* [What the task requires]: Print every entry, word for word, and skip the images.

:::

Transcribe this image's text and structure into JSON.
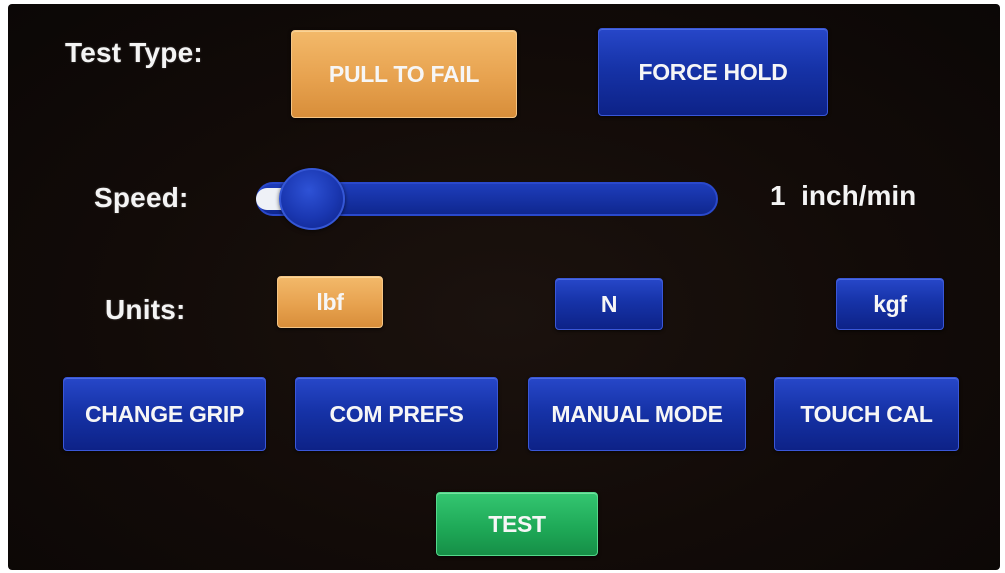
{
  "test_type": {
    "label": "Test Type:",
    "options": [
      "PULL TO FAIL",
      "FORCE HOLD"
    ],
    "selected": "PULL TO FAIL"
  },
  "speed": {
    "label": "Speed:",
    "value_text": "1  inch/min",
    "level_fraction": 0.0
  },
  "units": {
    "label": "Units:",
    "options": [
      "lbf",
      "N",
      "kgf"
    ],
    "selected": "lbf"
  },
  "actions": {
    "change_grip": "CHANGE GRIP",
    "com_prefs": "COM PREFS",
    "manual_mode": "MANUAL MODE",
    "touch_cal": "TOUCH CAL",
    "test": "TEST"
  },
  "colors": {
    "selected_button": "#e7a24f",
    "unselected_button": "#1633a8",
    "test_button": "#1faa58",
    "background": "#120b08"
  }
}
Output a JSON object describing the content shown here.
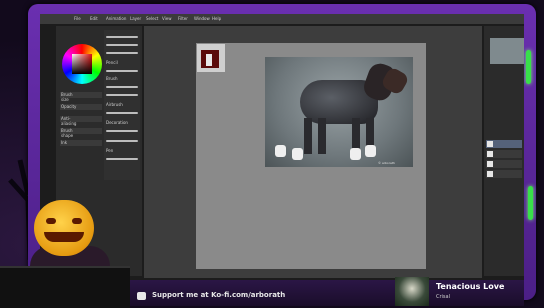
{
  "app": {
    "menu_items": [
      "File",
      "Edit",
      "Animation",
      "Layer",
      "Select",
      "View",
      "Filter",
      "Window",
      "Help"
    ]
  },
  "tool_panel": {
    "labels": [
      "Pencil",
      "Brush",
      "Airbrush",
      "Decoration",
      "Pen"
    ],
    "property_labels": [
      "Brush size",
      "Opacity",
      "Anti-aliasing",
      "Brush shape",
      "Ink"
    ]
  },
  "canvas": {
    "photo_caption": "© arborath"
  },
  "bottom_bar": {
    "support_text": "Support me at Ko-fi.com/arborath",
    "song_title": "Tenacious Love",
    "song_artist": "Crisal"
  },
  "colors": {
    "frame": "#6a2fb0",
    "accent_slime": "#38e04a",
    "primary_color": "#e01010"
  }
}
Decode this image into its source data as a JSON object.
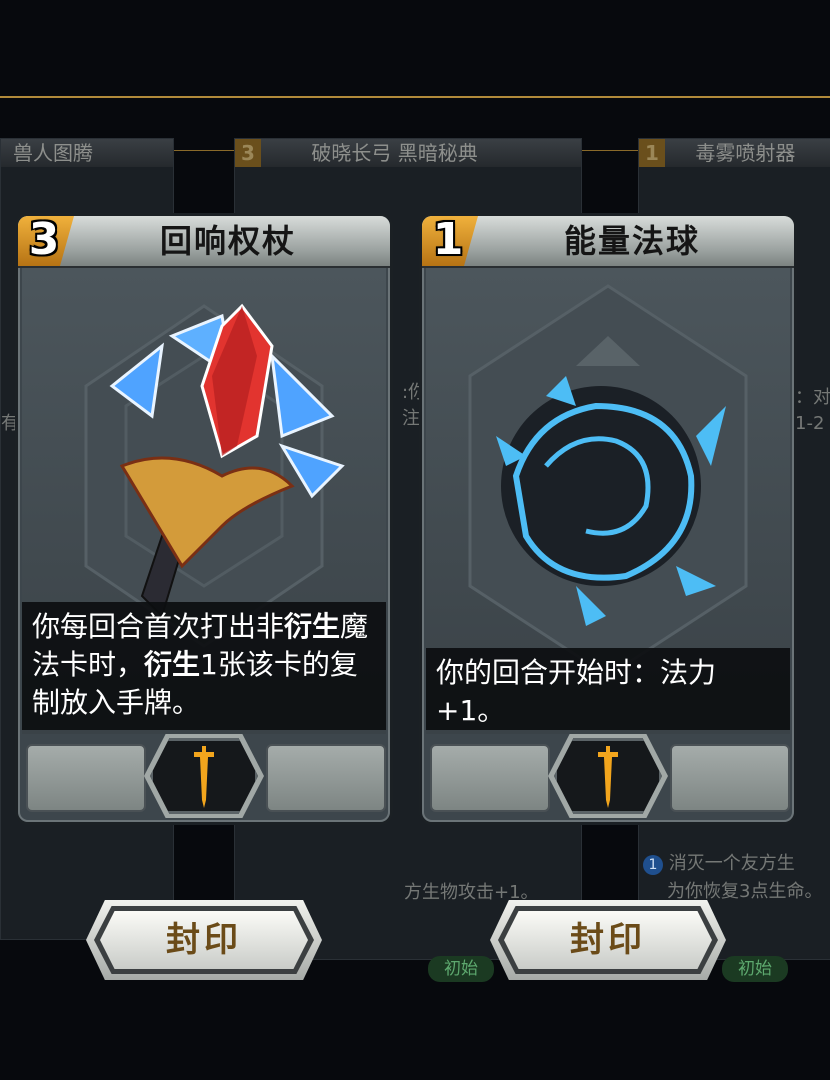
{
  "background_cards": [
    {
      "cost": "",
      "name": "兽人图腾"
    },
    {
      "cost": "3",
      "name": "破晓长弓 黑暗秘典"
    },
    {
      "cost": "1",
      "name": "毒雾喷射器"
    }
  ],
  "background_texts": {
    "left_mid_1": "有",
    "mid_1": ":你",
    "mid_2": "注",
    "right_1": "：对",
    "right_2": "1-2",
    "lower_mid": "方生物攻击+1。",
    "lower_right_1": "消灭一个友方生",
    "lower_right_2": "为你恢复3点生命。",
    "lower_right_icon": "1",
    "badge_1": "初始",
    "badge_2": "初始"
  },
  "cards": [
    {
      "cost": "3",
      "name": "回响权杖",
      "description_parts": [
        "你每回合首次打出非",
        "衍生",
        "魔法卡时，",
        "衍生",
        "1张该卡的复制放入手牌。"
      ],
      "art_icon": "scepter-crystal-icon",
      "footer_icon": "sword-icon",
      "seal_label": "封印"
    },
    {
      "cost": "1",
      "name": "能量法球",
      "description_parts": [
        "你的回合开始时：法力+1。"
      ],
      "art_icon": "energy-orb-icon",
      "footer_icon": "sword-icon",
      "seal_label": "封印"
    }
  ],
  "colors": {
    "gold": "#b08a3a",
    "sword": "#f2a51d",
    "card_bg": "#3d464c"
  }
}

:::

* [Worked answer]:
Transcribe this image's text and structure into JSON.
{
  "test_type": {
    "label": "Test Type:",
    "options": [
      "PULL TO FAIL",
      "FORCE HOLD"
    ],
    "selected": "PULL TO FAIL"
  },
  "speed": {
    "label": "Speed:",
    "value_text": "1  inch/min",
    "level_fraction": 0.0
  },
  "units": {
    "label": "Units:",
    "options": [
      "lbf",
      "N",
      "kgf"
    ],
    "selected": "lbf"
  },
  "actions": {
    "change_grip": "CHANGE GRIP",
    "com_prefs": "COM PREFS",
    "manual_mode": "MANUAL MODE",
    "touch_cal": "TOUCH CAL",
    "test": "TEST"
  },
  "colors": {
    "selected_button": "#e7a24f",
    "unselected_button": "#1633a8",
    "test_button": "#1faa58",
    "background": "#120b08"
  }
}
Output a JSON object describing the content shown here.
{
  "app": {
    "menu_items": [
      "File",
      "Edit",
      "Animation",
      "Layer",
      "Select",
      "View",
      "Filter",
      "Window",
      "Help"
    ]
  },
  "tool_panel": {
    "labels": [
      "Pencil",
      "Brush",
      "Airbrush",
      "Decoration",
      "Pen"
    ],
    "property_labels": [
      "Brush size",
      "Opacity",
      "Anti-aliasing",
      "Brush shape",
      "Ink"
    ]
  },
  "canvas": {
    "photo_caption": "© arborath"
  },
  "bottom_bar": {
    "support_text": "Support me at Ko-fi.com/arborath",
    "song_title": "Tenacious Love",
    "song_artist": "Crisal"
  },
  "colors": {
    "frame": "#6a2fb0",
    "accent_slime": "#38e04a",
    "primary_color": "#e01010"
  }
}
Decode this image into its source data as a JSON object.
{
  "background_cards": [
    {
      "cost": "",
      "name": "兽人图腾"
    },
    {
      "cost": "3",
      "name": "破晓长弓 黑暗秘典"
    },
    {
      "cost": "1",
      "name": "毒雾喷射器"
    }
  ],
  "background_texts": {
    "left_mid_1": "有",
    "mid_1": ":你",
    "mid_2": "注",
    "right_1": "：对",
    "right_2": "1-2",
    "lower_mid": "方生物攻击+1。",
    "lower_right_1": "消灭一个友方生",
    "lower_right_2": "为你恢复3点生命。",
    "lower_right_icon": "1",
    "badge_1": "初始",
    "badge_2": "初始"
  },
  "cards": [
    {
      "cost": "3",
      "name": "回响权杖",
      "description_parts": [
        "你每回合首次打出非",
        "衍生",
        "魔法卡时，",
        "衍生",
        "1张该卡的复制放入手牌。"
      ],
      "art_icon": "scepter-crystal-icon",
      "footer_icon": "sword-icon",
      "seal_label": "封印"
    },
    {
      "cost": "1",
      "name": "能量法球",
      "description_parts": [
        "你的回合开始时：法力+1。"
      ],
      "art_icon": "energy-orb-icon",
      "footer_icon": "sword-icon",
      "seal_label": "封印"
    }
  ],
  "colors": {
    "gold": "#b08a3a",
    "sword": "#f2a51d",
    "card_bg": "#3d464c"
  }
}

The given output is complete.